--- Data ---
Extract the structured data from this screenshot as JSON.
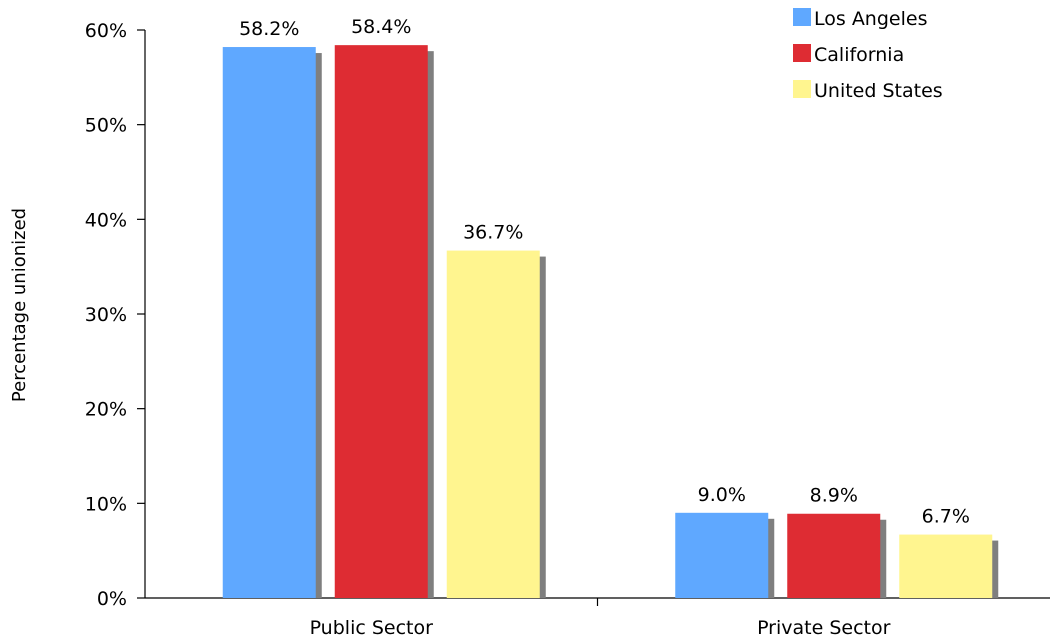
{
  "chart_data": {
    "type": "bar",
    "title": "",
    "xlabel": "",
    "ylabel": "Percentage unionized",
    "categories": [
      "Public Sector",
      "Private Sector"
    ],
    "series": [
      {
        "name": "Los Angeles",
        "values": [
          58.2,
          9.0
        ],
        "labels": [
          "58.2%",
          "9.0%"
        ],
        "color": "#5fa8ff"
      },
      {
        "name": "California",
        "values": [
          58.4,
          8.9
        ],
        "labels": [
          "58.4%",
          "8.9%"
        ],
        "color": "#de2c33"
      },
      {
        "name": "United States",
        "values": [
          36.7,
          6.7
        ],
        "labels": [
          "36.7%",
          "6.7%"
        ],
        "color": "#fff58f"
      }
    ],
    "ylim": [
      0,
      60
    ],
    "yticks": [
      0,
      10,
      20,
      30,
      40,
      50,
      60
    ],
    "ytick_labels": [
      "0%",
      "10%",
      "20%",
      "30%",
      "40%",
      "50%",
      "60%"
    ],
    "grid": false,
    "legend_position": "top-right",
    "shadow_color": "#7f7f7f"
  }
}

--- Short exercise ---
Write out the whole listing again, exactly, with no pictures.

--- Exercise answer ---
Extract the structured data from this screenshot as JSON.
{
  "chart_data": {
    "type": "bar",
    "title": "",
    "xlabel": "",
    "ylabel": "Percentage unionized",
    "categories": [
      "Public Sector",
      "Private Sector"
    ],
    "series": [
      {
        "name": "Los Angeles",
        "values": [
          58.2,
          9.0
        ],
        "labels": [
          "58.2%",
          "9.0%"
        ],
        "color": "#5fa8ff"
      },
      {
        "name": "California",
        "values": [
          58.4,
          8.9
        ],
        "labels": [
          "58.4%",
          "8.9%"
        ],
        "color": "#de2c33"
      },
      {
        "name": "United States",
        "values": [
          36.7,
          6.7
        ],
        "labels": [
          "36.7%",
          "6.7%"
        ],
        "color": "#fff58f"
      }
    ],
    "ylim": [
      0,
      60
    ],
    "yticks": [
      0,
      10,
      20,
      30,
      40,
      50,
      60
    ],
    "ytick_labels": [
      "0%",
      "10%",
      "20%",
      "30%",
      "40%",
      "50%",
      "60%"
    ],
    "grid": false,
    "legend_position": "top-right",
    "shadow_color": "#7f7f7f"
  }
}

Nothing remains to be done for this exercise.